Data provided
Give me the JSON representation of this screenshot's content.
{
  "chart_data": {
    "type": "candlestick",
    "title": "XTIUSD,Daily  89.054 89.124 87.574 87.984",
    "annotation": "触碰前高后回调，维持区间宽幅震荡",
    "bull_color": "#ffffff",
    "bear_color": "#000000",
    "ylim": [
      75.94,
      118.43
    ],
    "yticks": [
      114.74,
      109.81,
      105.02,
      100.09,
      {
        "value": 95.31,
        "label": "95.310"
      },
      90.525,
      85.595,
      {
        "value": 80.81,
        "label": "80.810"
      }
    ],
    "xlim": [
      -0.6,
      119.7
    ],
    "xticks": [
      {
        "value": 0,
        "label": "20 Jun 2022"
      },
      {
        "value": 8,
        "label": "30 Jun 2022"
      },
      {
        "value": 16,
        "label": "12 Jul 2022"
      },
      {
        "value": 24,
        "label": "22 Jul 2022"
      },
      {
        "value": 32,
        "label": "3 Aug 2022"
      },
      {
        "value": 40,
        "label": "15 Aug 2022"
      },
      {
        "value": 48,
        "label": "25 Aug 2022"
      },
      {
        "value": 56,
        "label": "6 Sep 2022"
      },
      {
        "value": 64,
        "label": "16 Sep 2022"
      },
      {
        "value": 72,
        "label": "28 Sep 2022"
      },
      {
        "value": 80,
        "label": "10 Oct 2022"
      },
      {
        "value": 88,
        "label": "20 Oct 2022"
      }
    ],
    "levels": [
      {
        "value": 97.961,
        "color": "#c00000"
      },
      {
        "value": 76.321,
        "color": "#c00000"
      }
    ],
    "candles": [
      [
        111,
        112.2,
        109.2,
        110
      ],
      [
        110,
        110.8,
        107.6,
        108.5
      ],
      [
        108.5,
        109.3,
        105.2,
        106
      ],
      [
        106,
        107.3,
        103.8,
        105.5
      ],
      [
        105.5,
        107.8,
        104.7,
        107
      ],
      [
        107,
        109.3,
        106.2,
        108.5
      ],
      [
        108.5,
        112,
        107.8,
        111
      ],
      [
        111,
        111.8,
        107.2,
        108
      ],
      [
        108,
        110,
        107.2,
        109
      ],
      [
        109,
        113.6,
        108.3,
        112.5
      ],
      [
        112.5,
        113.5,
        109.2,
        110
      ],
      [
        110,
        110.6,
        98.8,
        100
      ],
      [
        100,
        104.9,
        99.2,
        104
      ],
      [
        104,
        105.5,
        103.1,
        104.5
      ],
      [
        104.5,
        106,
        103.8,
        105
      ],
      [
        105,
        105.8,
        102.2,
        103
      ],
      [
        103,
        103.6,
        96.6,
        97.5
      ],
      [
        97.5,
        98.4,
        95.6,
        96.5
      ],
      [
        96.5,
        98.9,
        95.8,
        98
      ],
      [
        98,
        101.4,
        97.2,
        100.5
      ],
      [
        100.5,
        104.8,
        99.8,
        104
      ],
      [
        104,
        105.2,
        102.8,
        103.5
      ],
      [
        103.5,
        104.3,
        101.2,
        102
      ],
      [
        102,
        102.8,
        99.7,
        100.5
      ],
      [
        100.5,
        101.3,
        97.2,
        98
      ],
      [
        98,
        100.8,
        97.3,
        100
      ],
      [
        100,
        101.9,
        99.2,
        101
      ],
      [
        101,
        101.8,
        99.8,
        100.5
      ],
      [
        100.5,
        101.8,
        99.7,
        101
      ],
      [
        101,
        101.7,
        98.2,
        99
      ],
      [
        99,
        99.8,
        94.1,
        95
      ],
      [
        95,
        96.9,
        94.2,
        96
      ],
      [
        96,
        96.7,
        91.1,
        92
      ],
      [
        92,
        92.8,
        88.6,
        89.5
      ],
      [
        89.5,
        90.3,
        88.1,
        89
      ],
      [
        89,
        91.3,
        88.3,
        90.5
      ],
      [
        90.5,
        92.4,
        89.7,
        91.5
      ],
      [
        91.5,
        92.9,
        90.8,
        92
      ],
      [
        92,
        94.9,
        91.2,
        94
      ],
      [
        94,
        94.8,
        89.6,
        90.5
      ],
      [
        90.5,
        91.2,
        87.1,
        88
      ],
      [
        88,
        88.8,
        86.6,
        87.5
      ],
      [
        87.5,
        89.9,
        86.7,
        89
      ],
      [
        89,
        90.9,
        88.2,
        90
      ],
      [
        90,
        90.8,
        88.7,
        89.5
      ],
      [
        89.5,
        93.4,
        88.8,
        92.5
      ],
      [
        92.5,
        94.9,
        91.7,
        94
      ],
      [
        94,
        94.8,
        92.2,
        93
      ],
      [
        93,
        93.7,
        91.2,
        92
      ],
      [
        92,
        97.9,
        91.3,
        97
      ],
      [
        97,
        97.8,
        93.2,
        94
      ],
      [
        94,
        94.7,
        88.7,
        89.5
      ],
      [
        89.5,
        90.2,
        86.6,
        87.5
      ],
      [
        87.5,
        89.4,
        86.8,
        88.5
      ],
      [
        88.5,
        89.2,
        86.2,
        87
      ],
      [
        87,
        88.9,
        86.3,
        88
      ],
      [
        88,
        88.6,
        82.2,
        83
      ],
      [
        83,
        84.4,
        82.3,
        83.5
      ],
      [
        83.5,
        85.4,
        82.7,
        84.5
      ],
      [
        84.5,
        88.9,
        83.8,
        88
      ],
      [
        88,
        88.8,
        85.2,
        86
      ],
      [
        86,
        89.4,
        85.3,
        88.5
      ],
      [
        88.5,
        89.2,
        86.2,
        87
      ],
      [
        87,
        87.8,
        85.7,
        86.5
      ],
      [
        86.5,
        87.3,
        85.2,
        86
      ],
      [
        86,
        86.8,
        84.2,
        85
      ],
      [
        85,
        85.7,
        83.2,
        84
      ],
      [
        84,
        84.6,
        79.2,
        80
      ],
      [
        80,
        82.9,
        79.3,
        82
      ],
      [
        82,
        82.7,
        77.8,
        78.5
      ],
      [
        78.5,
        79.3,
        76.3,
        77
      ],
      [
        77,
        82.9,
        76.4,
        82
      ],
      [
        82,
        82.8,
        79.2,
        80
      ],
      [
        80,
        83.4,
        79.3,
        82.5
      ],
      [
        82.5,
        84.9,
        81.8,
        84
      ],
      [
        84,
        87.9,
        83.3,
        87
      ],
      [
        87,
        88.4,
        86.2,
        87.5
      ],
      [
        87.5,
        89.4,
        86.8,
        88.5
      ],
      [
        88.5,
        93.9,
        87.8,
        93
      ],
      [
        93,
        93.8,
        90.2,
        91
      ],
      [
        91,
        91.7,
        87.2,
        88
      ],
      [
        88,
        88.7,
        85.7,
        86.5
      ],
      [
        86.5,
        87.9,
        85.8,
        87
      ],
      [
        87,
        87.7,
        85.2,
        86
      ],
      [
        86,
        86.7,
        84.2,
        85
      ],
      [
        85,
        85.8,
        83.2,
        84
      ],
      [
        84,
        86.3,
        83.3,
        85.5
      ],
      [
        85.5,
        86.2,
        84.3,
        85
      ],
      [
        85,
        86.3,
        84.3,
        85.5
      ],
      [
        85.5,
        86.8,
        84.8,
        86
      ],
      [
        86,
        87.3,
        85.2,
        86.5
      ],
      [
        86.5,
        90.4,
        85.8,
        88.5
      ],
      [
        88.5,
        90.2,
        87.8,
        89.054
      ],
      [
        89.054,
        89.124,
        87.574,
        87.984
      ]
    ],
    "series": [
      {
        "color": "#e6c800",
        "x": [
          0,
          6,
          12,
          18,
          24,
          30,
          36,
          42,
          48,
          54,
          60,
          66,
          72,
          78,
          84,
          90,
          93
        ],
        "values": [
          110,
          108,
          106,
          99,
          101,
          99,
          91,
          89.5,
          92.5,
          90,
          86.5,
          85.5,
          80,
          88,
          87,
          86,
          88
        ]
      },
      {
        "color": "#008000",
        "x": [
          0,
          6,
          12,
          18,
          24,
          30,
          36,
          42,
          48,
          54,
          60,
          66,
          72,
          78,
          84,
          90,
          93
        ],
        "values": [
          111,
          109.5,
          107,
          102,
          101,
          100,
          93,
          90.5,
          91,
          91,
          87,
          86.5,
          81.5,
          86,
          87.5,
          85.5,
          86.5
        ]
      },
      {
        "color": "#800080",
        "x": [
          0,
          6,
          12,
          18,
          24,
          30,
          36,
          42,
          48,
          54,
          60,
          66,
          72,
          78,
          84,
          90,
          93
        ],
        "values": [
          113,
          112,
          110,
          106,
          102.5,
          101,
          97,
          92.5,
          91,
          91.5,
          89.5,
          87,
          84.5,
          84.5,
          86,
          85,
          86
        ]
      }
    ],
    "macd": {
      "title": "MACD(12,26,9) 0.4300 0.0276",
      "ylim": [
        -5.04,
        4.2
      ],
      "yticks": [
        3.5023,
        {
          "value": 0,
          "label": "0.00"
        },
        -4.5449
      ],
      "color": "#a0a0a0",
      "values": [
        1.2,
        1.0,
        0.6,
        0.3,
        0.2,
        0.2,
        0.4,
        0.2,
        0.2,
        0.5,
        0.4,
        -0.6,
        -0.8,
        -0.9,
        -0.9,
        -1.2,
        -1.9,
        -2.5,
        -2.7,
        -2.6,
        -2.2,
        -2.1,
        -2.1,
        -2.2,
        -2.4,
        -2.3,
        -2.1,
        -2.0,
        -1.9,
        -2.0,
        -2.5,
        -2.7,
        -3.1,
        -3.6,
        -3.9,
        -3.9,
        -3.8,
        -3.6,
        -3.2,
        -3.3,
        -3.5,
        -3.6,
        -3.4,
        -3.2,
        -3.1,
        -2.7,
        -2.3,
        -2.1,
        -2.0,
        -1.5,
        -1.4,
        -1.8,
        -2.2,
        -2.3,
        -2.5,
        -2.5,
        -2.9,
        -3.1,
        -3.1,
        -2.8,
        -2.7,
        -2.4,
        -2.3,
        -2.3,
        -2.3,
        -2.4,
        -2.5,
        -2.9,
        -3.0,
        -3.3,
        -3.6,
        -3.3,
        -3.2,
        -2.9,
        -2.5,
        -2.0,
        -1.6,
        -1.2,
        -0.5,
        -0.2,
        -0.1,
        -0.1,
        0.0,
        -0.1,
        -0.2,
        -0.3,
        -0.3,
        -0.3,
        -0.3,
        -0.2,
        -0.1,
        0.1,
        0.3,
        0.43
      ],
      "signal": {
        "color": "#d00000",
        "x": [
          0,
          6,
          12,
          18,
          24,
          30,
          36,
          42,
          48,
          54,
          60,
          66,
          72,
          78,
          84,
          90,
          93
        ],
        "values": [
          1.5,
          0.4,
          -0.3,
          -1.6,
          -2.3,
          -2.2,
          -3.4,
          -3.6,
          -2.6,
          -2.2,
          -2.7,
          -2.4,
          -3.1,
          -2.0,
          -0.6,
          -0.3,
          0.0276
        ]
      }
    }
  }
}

Written problem
Gather each line from the listing above that holds "title".

Exercise solution
    "title": "XTIUSD,Daily  89.054 89.124 87.574 87.984",
      "title": "MACD(12,26,9) 0.4300 0.0276",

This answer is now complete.